Fragmento para leer:
· · · ·

La muerte de Matías Aldecoa

 

Ni cuestor en Queronea,

Ni lector en Bolonia,

ni coracero en Valmy,

ni infante en Ayacucho;

en el Orinoco buceador fallido,

buscador de metales en el verde Quindío,

farmaceuta ambulante en el cañón del Chicamocha,

mago de feria en Honda,

hinchado y verdinoso cadáver

en las presurosas aguas del Combeima,

girando en los espumosos remolinos

sin ojos ya y sin labios,

exudando sus más secretas mieles,

desnudo, mutilado, golpeado sordamente

contra las piedras, descubriendo, de pronto,

en algún rincón aun vivo

de su yerto cerebro,

la verdadera, la esencial materia

de sus días en el mundo.

Un mudo adiós a ciertas cosas,

a ciertas vagas criaturas

confundidas ya en un último

relámpago de nostalgia,

y, luego, nada,

un rodar en la corriente

hasta vararse en las lianas de la desembocadura,

menos aun que nada,

ni cuestor en Queronea,

ni lector en Bolonia,

Ni cosa alguna memorable.

 

El mismo escenario primigenio, similar enumeración que arrastra y borra, y la inserción precisa de la geografía y la historia: Honda, Bolívar, Napoleón y el Quindío. De ese núcleo de vertiginosa destrucción, van surgiendo los seres característicos: El Húsar, un guerrero napoleónico a quien vence el sopor del trópico. Bolívar, ante el coronel polaco, reconociendo en El ultimo rostro el fracaso sórdido de su sueño independentista. Otra vez Europa, otra vez América, tejiendo los hilos fantasmales de su equivoco destino. Otra vez el agua, madre nutricia y viajera de la memoria.

· · · ·

Material presentado:

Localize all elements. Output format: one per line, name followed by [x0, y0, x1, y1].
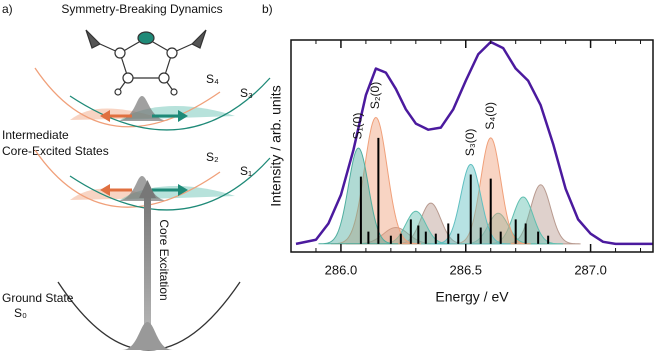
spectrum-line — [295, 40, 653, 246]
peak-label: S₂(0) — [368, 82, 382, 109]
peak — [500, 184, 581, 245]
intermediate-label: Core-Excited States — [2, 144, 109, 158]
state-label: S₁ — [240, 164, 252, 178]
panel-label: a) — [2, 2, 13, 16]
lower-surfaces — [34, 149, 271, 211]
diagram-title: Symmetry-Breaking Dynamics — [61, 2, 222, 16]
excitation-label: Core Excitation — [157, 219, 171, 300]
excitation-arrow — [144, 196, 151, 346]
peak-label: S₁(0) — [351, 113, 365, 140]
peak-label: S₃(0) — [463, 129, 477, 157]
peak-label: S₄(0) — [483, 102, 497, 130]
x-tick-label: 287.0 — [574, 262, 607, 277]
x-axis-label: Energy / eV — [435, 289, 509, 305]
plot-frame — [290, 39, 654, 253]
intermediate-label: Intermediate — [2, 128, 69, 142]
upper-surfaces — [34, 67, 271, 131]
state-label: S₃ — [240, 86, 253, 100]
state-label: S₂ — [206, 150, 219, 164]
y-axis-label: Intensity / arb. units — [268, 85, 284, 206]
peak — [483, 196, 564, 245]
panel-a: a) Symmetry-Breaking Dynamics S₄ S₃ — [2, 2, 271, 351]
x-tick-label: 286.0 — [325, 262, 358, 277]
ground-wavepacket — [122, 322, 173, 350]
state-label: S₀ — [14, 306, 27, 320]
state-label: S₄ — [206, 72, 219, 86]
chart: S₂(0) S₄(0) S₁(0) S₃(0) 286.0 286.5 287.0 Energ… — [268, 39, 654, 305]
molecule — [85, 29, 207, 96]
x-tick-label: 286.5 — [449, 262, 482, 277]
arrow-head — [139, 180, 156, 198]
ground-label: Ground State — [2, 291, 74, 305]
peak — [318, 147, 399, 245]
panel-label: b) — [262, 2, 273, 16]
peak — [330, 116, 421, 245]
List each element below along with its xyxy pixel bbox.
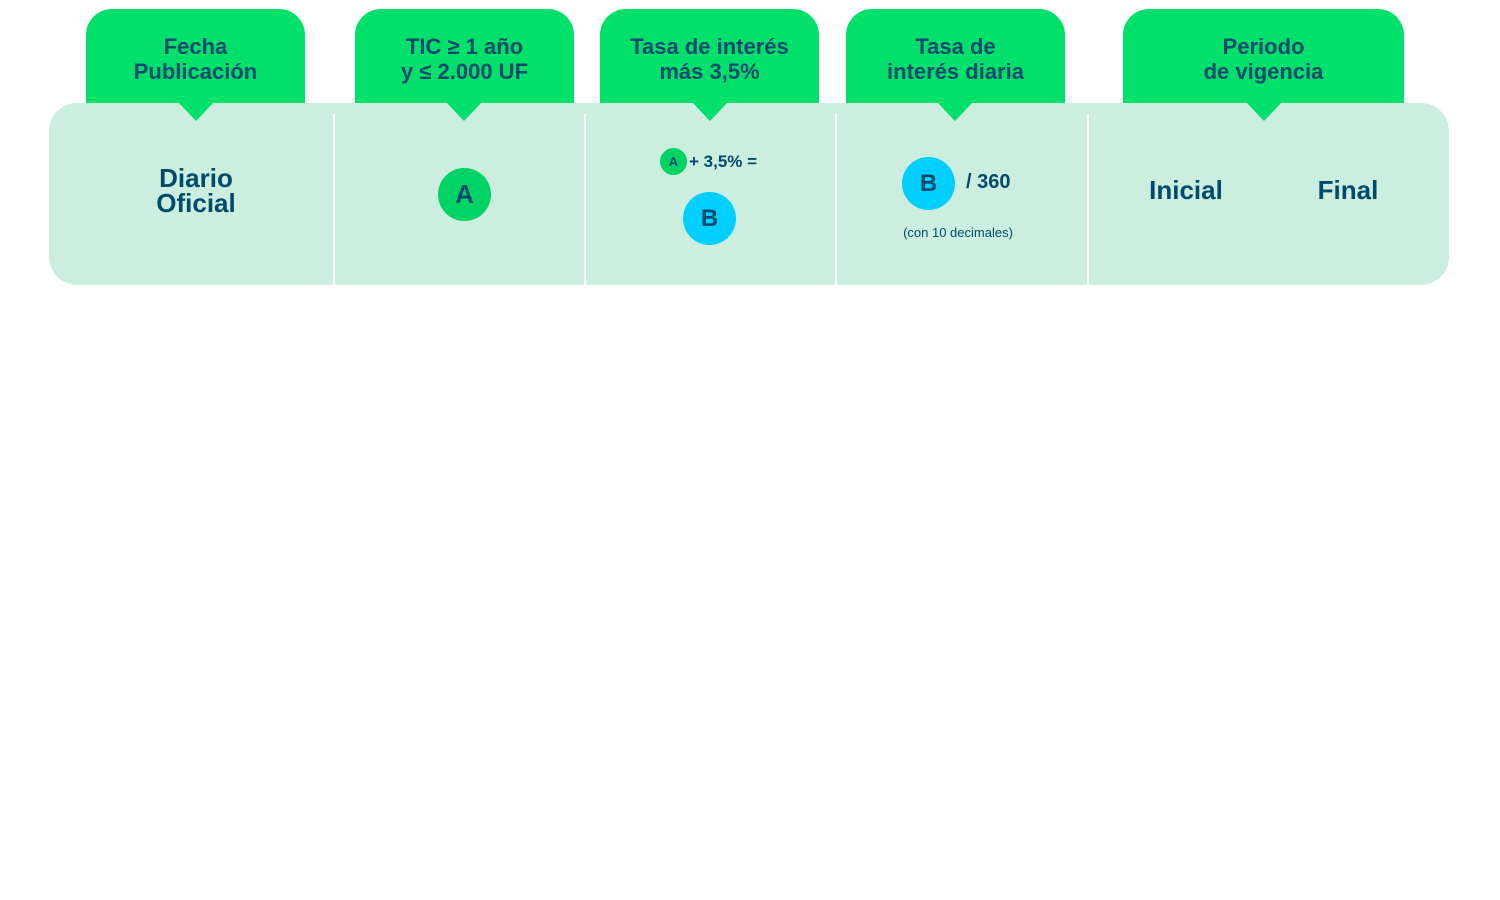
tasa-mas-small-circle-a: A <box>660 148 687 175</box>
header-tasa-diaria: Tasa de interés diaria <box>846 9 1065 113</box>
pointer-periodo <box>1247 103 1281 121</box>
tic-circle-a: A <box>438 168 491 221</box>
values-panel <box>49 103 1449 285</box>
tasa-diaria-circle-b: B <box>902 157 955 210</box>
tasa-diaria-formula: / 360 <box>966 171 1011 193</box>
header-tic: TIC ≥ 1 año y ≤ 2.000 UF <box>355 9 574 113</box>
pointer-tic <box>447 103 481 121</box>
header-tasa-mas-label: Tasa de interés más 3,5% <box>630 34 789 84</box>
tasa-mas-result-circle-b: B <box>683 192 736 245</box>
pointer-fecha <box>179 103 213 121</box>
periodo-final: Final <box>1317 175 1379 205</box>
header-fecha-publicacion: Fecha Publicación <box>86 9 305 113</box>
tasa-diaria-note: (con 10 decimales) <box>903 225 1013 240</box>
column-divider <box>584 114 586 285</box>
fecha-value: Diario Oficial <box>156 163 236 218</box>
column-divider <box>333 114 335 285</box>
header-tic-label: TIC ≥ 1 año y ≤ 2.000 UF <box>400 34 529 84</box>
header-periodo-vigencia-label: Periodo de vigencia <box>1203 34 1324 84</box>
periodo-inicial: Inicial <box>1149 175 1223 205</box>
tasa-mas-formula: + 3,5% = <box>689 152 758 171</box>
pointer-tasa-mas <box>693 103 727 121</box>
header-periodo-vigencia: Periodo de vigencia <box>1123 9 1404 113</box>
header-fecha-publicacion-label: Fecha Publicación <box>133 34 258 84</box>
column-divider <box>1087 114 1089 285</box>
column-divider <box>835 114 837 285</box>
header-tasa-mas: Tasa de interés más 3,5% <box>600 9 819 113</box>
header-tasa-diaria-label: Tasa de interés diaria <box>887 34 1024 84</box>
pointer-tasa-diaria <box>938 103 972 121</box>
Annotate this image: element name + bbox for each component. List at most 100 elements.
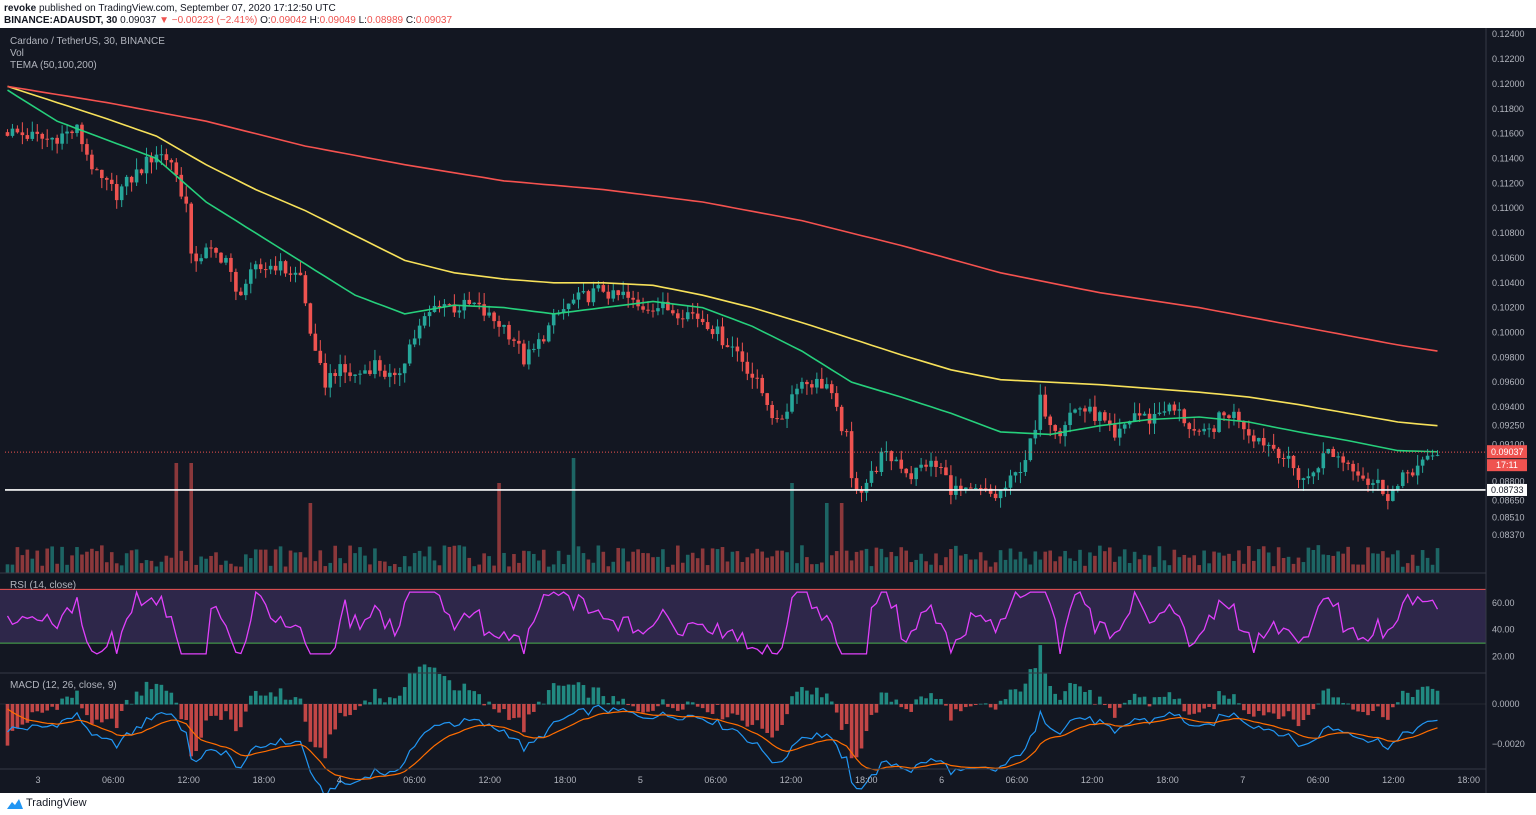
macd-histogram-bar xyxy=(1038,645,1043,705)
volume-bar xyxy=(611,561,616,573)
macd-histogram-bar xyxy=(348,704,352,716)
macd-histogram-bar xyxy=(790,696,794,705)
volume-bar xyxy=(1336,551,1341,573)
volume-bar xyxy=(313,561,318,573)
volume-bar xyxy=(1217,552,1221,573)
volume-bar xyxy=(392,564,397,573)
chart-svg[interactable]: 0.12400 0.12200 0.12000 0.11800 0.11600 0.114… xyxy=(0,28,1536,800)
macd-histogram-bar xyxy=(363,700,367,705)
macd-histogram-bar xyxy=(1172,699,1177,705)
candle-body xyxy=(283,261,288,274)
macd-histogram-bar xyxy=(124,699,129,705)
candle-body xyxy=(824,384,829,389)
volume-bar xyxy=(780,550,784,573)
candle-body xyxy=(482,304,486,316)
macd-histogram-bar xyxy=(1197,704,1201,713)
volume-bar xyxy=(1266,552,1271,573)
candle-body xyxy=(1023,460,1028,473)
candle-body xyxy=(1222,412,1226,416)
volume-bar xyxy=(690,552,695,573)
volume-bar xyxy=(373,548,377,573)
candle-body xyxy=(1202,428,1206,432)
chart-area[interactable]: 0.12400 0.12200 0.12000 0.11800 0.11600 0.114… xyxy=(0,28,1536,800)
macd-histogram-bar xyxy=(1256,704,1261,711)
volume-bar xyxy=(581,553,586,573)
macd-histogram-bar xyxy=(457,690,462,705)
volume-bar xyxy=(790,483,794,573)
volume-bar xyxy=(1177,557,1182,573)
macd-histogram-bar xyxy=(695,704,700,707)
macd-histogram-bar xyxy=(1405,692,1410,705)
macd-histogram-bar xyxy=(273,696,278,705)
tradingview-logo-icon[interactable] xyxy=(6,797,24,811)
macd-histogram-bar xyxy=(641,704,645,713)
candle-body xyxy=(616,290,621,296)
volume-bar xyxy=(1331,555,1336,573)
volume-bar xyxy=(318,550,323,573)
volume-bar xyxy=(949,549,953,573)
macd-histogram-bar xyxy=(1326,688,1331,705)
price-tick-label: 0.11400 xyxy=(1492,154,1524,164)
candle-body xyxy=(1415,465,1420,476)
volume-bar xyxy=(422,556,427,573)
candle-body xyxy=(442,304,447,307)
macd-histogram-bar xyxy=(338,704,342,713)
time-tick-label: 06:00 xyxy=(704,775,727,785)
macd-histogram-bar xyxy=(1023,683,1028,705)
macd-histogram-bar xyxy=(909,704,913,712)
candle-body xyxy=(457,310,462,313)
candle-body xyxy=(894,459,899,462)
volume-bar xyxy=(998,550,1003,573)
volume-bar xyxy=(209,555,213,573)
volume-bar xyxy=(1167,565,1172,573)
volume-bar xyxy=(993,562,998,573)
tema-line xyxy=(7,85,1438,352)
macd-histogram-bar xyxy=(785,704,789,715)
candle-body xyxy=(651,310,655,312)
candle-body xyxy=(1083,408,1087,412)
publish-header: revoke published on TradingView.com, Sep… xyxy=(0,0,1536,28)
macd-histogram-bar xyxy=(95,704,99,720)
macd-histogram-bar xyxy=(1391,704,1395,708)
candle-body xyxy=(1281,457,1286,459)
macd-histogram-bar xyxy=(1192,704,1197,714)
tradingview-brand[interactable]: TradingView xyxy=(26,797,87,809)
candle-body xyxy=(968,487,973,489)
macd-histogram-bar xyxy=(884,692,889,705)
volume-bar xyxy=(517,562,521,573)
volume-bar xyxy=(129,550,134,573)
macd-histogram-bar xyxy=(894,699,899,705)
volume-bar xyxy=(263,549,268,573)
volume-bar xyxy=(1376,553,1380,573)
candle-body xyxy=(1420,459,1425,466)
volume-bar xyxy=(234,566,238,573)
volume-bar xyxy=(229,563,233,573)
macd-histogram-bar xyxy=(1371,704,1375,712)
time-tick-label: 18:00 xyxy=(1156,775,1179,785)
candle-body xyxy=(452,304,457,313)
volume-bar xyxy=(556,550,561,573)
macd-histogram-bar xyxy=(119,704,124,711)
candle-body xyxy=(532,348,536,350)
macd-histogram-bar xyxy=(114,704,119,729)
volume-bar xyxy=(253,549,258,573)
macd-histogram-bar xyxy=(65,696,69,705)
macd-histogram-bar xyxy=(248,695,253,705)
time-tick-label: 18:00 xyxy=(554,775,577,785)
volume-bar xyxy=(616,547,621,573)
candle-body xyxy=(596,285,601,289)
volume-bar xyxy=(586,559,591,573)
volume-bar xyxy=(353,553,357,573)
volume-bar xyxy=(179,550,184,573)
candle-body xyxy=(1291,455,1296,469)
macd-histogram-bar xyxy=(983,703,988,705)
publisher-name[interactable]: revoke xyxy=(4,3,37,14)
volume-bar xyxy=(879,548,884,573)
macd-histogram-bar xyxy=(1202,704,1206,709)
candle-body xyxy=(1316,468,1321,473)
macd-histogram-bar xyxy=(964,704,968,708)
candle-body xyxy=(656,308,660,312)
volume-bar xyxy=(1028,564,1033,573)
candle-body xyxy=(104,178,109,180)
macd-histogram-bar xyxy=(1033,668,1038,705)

· · · ·

En el comentario en prosa que cierra el fragmento para leer, ¿qué vence al Húsar? Explícalo con una oración.

Respuesta correcta: Al Húsar, un guerrero napoleónico, lo vence el sopor del trópico.